■ Task input:
━━━━━━━━━━━━━━━━━━━━━━━━━━━━━━
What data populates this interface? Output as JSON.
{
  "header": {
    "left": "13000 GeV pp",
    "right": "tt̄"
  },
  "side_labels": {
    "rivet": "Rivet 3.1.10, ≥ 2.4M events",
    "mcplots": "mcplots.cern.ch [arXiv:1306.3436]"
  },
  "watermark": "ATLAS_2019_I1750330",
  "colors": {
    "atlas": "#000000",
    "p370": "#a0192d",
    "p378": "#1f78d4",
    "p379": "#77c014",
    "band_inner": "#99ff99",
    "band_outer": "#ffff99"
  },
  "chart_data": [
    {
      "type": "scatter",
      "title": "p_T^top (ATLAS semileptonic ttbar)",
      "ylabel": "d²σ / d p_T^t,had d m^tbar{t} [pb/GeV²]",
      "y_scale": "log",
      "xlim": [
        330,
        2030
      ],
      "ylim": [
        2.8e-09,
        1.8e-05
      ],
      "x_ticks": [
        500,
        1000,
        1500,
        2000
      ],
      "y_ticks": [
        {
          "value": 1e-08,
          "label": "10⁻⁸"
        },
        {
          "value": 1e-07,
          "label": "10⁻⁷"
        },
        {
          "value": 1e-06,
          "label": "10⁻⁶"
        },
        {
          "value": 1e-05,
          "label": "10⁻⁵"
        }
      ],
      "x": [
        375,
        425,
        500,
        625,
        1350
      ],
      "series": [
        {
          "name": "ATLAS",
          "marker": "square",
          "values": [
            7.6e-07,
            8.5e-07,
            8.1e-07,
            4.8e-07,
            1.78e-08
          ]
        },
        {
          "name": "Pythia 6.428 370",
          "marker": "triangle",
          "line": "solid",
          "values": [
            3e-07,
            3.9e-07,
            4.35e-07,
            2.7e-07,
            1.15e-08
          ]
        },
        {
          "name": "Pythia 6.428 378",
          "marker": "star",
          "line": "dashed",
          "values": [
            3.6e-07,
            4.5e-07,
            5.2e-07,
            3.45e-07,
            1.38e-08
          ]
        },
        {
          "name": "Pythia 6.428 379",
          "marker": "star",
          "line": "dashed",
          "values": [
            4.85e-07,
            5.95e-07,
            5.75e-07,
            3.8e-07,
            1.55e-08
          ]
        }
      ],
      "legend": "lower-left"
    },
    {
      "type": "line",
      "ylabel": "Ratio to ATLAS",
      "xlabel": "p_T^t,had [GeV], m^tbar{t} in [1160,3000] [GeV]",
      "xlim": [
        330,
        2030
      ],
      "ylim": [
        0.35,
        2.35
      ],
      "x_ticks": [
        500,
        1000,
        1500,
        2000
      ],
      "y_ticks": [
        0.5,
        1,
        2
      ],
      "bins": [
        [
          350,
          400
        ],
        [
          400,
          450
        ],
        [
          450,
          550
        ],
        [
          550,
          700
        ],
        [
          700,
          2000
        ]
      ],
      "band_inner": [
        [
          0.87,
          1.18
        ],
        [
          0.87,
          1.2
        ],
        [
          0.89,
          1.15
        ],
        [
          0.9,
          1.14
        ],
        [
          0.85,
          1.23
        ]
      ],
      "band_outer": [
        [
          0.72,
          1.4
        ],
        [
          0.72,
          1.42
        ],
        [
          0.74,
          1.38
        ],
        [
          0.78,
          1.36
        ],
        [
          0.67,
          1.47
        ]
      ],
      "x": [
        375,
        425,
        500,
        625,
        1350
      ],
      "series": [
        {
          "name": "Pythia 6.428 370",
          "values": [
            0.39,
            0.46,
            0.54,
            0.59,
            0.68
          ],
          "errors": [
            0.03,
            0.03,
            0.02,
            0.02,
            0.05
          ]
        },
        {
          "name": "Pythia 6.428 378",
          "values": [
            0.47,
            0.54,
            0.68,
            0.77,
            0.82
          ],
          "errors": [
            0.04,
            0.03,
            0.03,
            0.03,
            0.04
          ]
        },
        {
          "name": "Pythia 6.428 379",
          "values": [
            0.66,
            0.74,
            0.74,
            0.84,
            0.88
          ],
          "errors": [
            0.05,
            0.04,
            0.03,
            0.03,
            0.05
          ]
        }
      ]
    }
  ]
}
━━━━━━━━━━━━━━━━━━━━━━━━━━━━━━
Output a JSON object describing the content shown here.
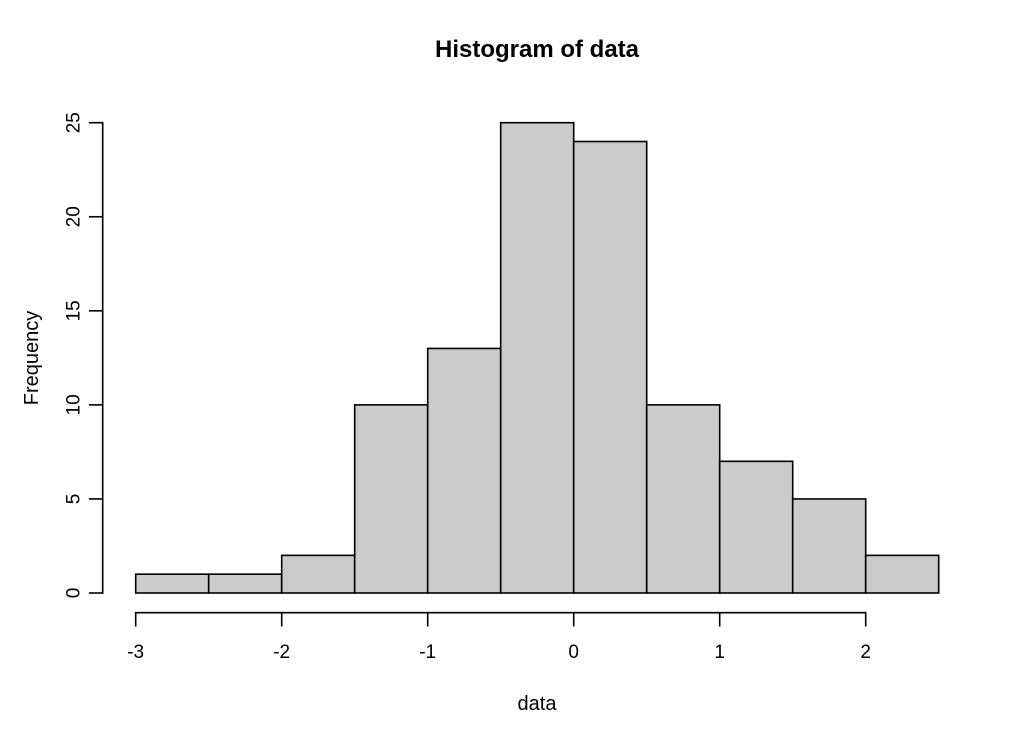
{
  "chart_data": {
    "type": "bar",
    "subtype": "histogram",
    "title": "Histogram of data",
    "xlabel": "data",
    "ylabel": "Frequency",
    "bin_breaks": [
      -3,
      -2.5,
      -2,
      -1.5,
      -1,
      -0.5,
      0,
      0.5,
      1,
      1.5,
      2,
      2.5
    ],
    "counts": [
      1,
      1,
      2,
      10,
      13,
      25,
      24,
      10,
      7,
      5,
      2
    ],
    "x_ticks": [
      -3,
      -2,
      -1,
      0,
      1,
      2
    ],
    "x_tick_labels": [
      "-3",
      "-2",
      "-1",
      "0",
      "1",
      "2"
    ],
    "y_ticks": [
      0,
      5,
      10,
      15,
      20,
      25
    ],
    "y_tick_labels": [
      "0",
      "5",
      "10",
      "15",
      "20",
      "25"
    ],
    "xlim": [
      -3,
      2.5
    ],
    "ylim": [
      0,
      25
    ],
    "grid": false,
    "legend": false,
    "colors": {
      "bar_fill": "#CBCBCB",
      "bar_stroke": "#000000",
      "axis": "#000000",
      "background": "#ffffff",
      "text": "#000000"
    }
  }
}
━━━━━━━━━━━━━━━━━━━━━━━━━━━━━━
■ Exercise: In the material above, find the lines that contain "title" and show them.

■ Exercise answer:
      "title": "p_T^top (ATLAS semileptonic ttbar)",
    "title": "Histogram of data",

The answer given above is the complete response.